-------- Records --------

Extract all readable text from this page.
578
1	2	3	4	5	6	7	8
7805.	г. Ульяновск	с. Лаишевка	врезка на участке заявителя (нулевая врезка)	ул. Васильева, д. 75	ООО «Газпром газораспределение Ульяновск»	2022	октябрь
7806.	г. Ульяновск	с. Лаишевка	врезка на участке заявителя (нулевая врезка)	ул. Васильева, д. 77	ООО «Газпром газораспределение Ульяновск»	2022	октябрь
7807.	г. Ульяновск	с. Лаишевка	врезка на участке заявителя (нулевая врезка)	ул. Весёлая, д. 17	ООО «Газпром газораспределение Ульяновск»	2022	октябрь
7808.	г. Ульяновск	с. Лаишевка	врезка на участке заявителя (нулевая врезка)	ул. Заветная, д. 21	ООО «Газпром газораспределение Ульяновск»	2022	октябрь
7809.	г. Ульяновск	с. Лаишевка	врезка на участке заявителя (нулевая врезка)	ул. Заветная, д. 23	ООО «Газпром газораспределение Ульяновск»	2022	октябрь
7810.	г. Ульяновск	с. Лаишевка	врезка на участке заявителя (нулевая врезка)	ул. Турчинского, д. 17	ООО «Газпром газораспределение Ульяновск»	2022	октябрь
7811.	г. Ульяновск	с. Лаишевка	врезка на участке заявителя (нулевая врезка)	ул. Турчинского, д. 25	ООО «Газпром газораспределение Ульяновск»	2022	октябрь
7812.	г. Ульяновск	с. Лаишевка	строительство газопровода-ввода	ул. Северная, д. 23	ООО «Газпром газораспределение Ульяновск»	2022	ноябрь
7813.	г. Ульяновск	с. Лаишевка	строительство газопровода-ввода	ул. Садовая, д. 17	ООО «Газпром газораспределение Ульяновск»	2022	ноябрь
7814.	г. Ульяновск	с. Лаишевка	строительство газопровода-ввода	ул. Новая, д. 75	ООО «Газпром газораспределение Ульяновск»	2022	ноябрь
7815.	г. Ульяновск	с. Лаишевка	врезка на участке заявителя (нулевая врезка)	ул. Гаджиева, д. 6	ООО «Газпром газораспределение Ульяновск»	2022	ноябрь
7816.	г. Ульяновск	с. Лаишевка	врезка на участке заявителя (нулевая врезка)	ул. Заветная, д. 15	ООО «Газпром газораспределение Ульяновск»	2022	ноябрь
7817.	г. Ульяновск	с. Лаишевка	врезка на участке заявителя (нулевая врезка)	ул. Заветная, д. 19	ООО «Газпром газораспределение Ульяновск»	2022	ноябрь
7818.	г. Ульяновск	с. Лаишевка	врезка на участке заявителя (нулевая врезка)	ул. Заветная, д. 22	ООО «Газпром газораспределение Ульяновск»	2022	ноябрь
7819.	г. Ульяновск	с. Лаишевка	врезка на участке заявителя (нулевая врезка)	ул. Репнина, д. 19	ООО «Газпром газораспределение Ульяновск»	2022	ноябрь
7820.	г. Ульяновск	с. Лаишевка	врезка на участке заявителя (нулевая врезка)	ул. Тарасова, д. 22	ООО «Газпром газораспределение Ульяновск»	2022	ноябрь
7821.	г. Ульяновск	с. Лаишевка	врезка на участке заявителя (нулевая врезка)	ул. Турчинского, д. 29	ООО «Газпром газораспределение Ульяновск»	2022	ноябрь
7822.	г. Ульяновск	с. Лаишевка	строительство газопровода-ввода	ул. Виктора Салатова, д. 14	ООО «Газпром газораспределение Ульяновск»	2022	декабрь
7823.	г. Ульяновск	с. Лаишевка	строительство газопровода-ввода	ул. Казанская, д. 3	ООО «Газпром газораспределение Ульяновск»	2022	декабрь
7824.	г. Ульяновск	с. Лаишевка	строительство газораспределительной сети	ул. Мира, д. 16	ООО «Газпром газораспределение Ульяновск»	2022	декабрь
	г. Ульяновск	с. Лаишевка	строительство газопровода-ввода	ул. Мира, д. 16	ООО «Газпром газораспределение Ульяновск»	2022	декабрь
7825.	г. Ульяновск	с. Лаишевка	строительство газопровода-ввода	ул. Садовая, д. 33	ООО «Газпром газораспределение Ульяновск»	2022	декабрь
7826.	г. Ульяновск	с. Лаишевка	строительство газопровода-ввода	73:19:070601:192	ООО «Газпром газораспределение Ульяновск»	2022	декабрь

--------

- [Set exercise]: Tally the lines holding the string "газопровода" and give only the count.

- [Written response]: 8